Work required:
Reproduce the following material word for word, omitting the pictures.

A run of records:
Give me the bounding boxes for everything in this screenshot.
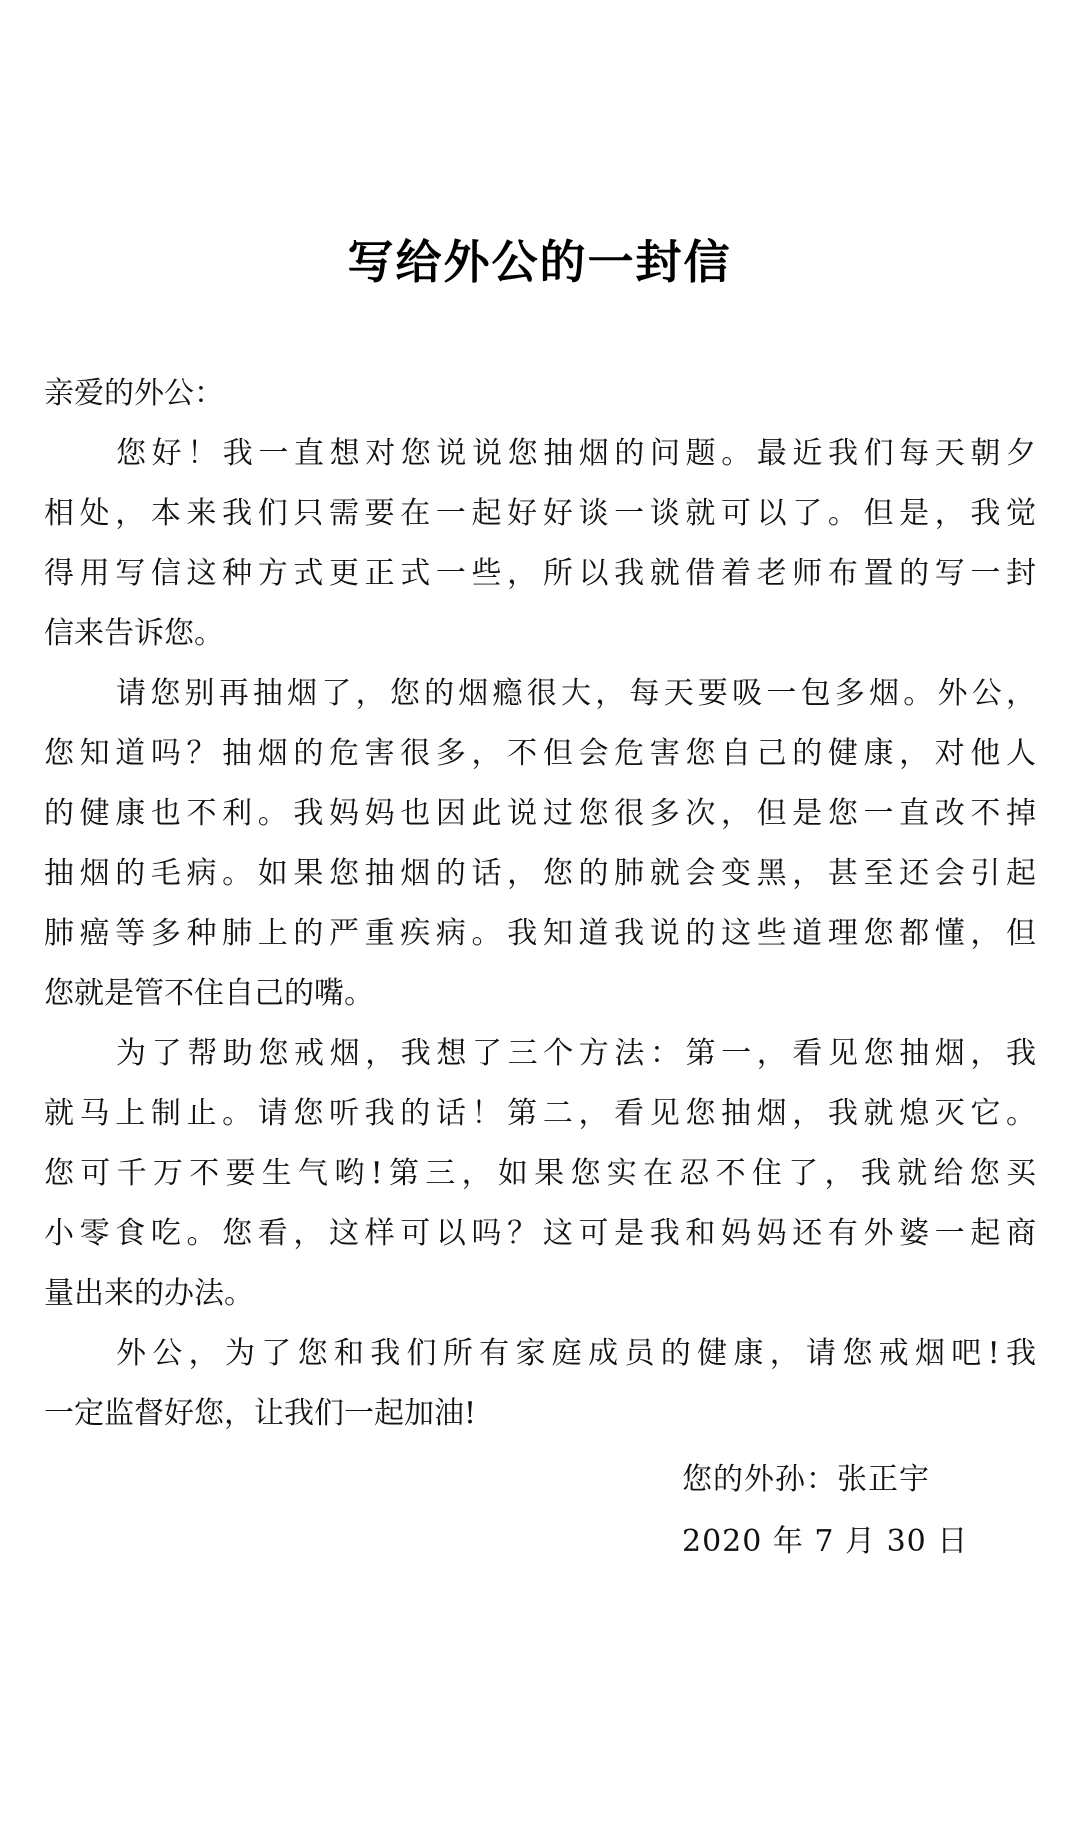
paragraph-2-line-5: 肺癌等多种肺上的严重疾病。我知道我说的这些道理您都懂，但 xyxy=(44,916,1036,951)
paragraph-3-line-1: 为了帮助您戒烟，我想了三个方法：第一，看见您抽烟，我 xyxy=(116,1036,1036,1071)
paragraph-3-line-5: 量出来的办法。 xyxy=(44,1276,254,1311)
paragraph-3-line-2: 就马上制止。请您听我的话！第二，看见您抽烟，我就熄灭它。 xyxy=(44,1096,1036,1131)
paragraph-3-line-3: 您可千万不要生气哟!第三，如果您实在忍不住了，我就给您买 xyxy=(44,1156,1036,1191)
paragraph-2-line-2: 您知道吗？抽烟的危害很多，不但会危害您自己的健康，对他人 xyxy=(44,736,1036,771)
paragraph-2-line-1: 请您别再抽烟了，您的烟瘾很大，每天要吸一包多烟。外公， xyxy=(116,676,1036,711)
letter-greeting: 亲爱的外公： xyxy=(44,376,224,411)
paragraph-1-line-3: 得用写信这种方式更正式一些，所以我就借着老师布置的写一封 xyxy=(44,556,1036,591)
paragraph-1-line-1: 您好！我一直想对您说说您抽烟的问题。最近我们每天朝夕 xyxy=(116,436,1036,471)
paragraph-2-line-4: 抽烟的毛病。如果您抽烟的话，您的肺就会变黑，甚至还会引起 xyxy=(44,856,1036,891)
paragraph-1-line-2: 相处，本来我们只需要在一起好好谈一谈就可以了。但是，我觉 xyxy=(44,496,1036,531)
letter-signature: 您的外孙：张正宇 xyxy=(682,1462,930,1497)
letter-date: 2020 年 7 月 30 日 xyxy=(682,1524,969,1559)
paragraph-1-line-4: 信来告诉您。 xyxy=(44,616,224,651)
paragraph-2-line-3: 的健康也不利。我妈妈也因此说过您很多次，但是您一直改不掉 xyxy=(44,796,1036,831)
paragraph-4-line-2: 一定监督好您，让我们一起加油! xyxy=(44,1396,477,1431)
paragraph-4-line-1: 外公，为了您和我们所有家庭成员的健康，请您戒烟吧!我 xyxy=(116,1336,1036,1371)
paragraph-3-line-4: 小零食吃。您看，这样可以吗？这可是我和妈妈还有外婆一起商 xyxy=(44,1216,1036,1251)
paragraph-2-line-6: 您就是管不住自己的嘴。 xyxy=(44,976,374,1011)
letter-title: 写给外公的一封信 xyxy=(347,235,732,289)
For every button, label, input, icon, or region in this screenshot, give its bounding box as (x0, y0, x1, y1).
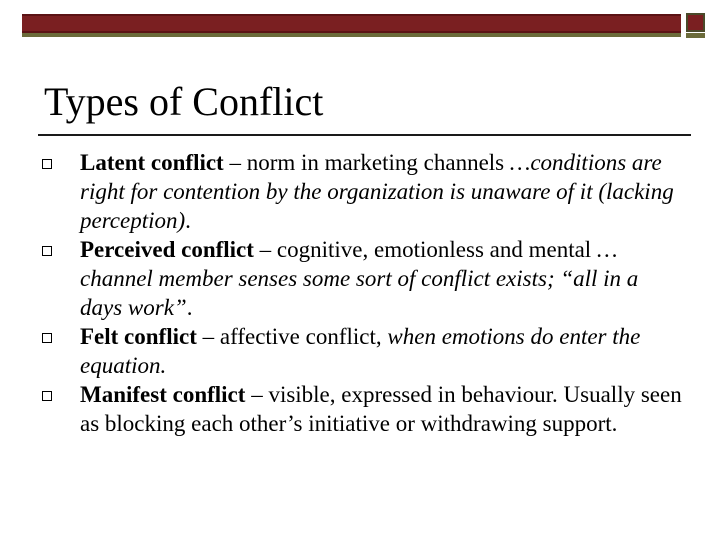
bullet-latent-conflict (42, 148, 682, 235)
bullet-felt-conflict (42, 322, 682, 380)
bullet-italic: …channel member senses some sort of conflict exists; “all in a days work” (80, 237, 639, 320)
bullet-box-icon (42, 246, 52, 256)
bullet-italic: when emotions do enter the equation. (80, 324, 641, 378)
bullet-manifest-conflict (42, 380, 682, 438)
bullet-box-icon (42, 159, 52, 169)
bullet-box-icon (42, 391, 52, 401)
bullet-term: Perceived conflict (80, 237, 254, 262)
slide-title: Types of Conflict (44, 79, 324, 124)
title-rule (38, 134, 691, 136)
bullet-term: Felt conflict (80, 324, 197, 349)
bullet-text: – affective conflict, (196, 324, 388, 349)
bullet-perceived-conflict (42, 235, 682, 322)
bullet-term: Latent conflict (80, 150, 224, 175)
corner-decoration (686, 13, 705, 32)
bullet-text: – cognitive, emotionless and mental (253, 237, 597, 262)
bullet-tail: . (185, 208, 191, 233)
bullet-list (42, 148, 682, 438)
bullet-box-icon (42, 333, 52, 343)
bullet-text: – visible, expressed in behaviour. Usually seen as blocking each other’s initiative or withdrawing support. (80, 382, 682, 436)
header-underline (22, 33, 681, 37)
bullet-italic: …conditions are right for contention by the organization is unaware of it (lacking perception) (80, 150, 674, 233)
bullet-text: – norm in marketing channels (223, 150, 505, 175)
corner-decoration-underline (686, 33, 705, 38)
bullet-term: Manifest conflict (80, 382, 246, 407)
header-bar (22, 14, 681, 33)
bullet-tail: . (186, 295, 193, 320)
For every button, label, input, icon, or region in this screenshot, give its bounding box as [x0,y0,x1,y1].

Task solution:
Give me the bounding boxes for everything in this screenshot.
paragraph-2-line-5: 肺癌等多种肺上的严重疾病。我知道我说的这些道理您都懂，但 xyxy=(44,916,1036,951)
paragraph-3-line-1: 为了帮助您戒烟，我想了三个方法：第一，看见您抽烟，我 xyxy=(116,1036,1036,1071)
paragraph-3-line-5: 量出来的办法。 xyxy=(44,1276,254,1311)
paragraph-3-line-2: 就马上制止。请您听我的话！第二，看见您抽烟，我就熄灭它。 xyxy=(44,1096,1036,1131)
paragraph-3-line-3: 您可千万不要生气哟!第三，如果您实在忍不住了，我就给您买 xyxy=(44,1156,1036,1191)
paragraph-2-line-2: 您知道吗？抽烟的危害很多，不但会危害您自己的健康，对他人 xyxy=(44,736,1036,771)
paragraph-2-line-1: 请您别再抽烟了，您的烟瘾很大，每天要吸一包多烟。外公， xyxy=(116,676,1036,711)
letter-greeting: 亲爱的外公： xyxy=(44,376,224,411)
paragraph-1-line-3: 得用写信这种方式更正式一些，所以我就借着老师布置的写一封 xyxy=(44,556,1036,591)
paragraph-1-line-1: 您好！我一直想对您说说您抽烟的问题。最近我们每天朝夕 xyxy=(116,436,1036,471)
paragraph-2-line-4: 抽烟的毛病。如果您抽烟的话，您的肺就会变黑，甚至还会引起 xyxy=(44,856,1036,891)
paragraph-1-line-2: 相处，本来我们只需要在一起好好谈一谈就可以了。但是，我觉 xyxy=(44,496,1036,531)
letter-signature: 您的外孙：张正宇 xyxy=(682,1462,930,1497)
letter-date: 2020 年 7 月 30 日 xyxy=(682,1524,969,1559)
paragraph-1-line-4: 信来告诉您。 xyxy=(44,616,224,651)
paragraph-2-line-3: 的健康也不利。我妈妈也因此说过您很多次，但是您一直改不掉 xyxy=(44,796,1036,831)
paragraph-4-line-2: 一定监督好您，让我们一起加油! xyxy=(44,1396,477,1431)
paragraph-4-line-1: 外公，为了您和我们所有家庭成员的健康，请您戒烟吧!我 xyxy=(116,1336,1036,1371)
paragraph-3-line-4: 小零食吃。您看，这样可以吗？这可是我和妈妈还有外婆一起商 xyxy=(44,1216,1036,1251)
paragraph-2-line-6: 您就是管不住自己的嘴。 xyxy=(44,976,374,1011)
letter-title: 写给外公的一封信 xyxy=(347,235,732,289)
For every button, label, input, icon, or region in this screenshot, give its bounding box as (x0, y0, x1, y1).
bullet-latent-conflict (42, 148, 682, 235)
bullet-felt-conflict (42, 322, 682, 380)
bullet-italic: …channel member senses some sort of conflict exists; “all in a days work” (80, 237, 639, 320)
bullet-box-icon (42, 246, 52, 256)
bullet-italic: when emotions do enter the equation. (80, 324, 641, 378)
bullet-manifest-conflict (42, 380, 682, 438)
bullet-box-icon (42, 159, 52, 169)
bullet-box-icon (42, 391, 52, 401)
bullet-term: Perceived conflict (80, 237, 254, 262)
slide-title: Types of Conflict (44, 79, 324, 124)
title-rule (38, 134, 691, 136)
bullet-term: Felt conflict (80, 324, 197, 349)
bullet-text: – affective conflict, (196, 324, 388, 349)
bullet-perceived-conflict (42, 235, 682, 322)
bullet-term: Latent conflict (80, 150, 224, 175)
corner-decoration (686, 13, 705, 32)
bullet-text: – cognitive, emotionless and mental (253, 237, 597, 262)
bullet-tail: . (185, 208, 191, 233)
bullet-list (42, 148, 682, 438)
bullet-box-icon (42, 333, 52, 343)
bullet-text: – visible, expressed in behaviour. Usually seen as blocking each other’s initiative or withdrawing support. (80, 382, 682, 436)
header-underline (22, 33, 681, 37)
bullet-italic: …conditions are right for contention by the organization is unaware of it (lacking perception) (80, 150, 674, 233)
bullet-text: – norm in marketing channels (223, 150, 505, 175)
corner-decoration-underline (686, 33, 705, 38)
bullet-term: Manifest conflict (80, 382, 246, 407)
header-bar (22, 14, 681, 33)
bullet-tail: . (186, 295, 193, 320)
For every button, label, input, icon, or region in this screenshot, give its bounding box as [x0,y0,x1,y1].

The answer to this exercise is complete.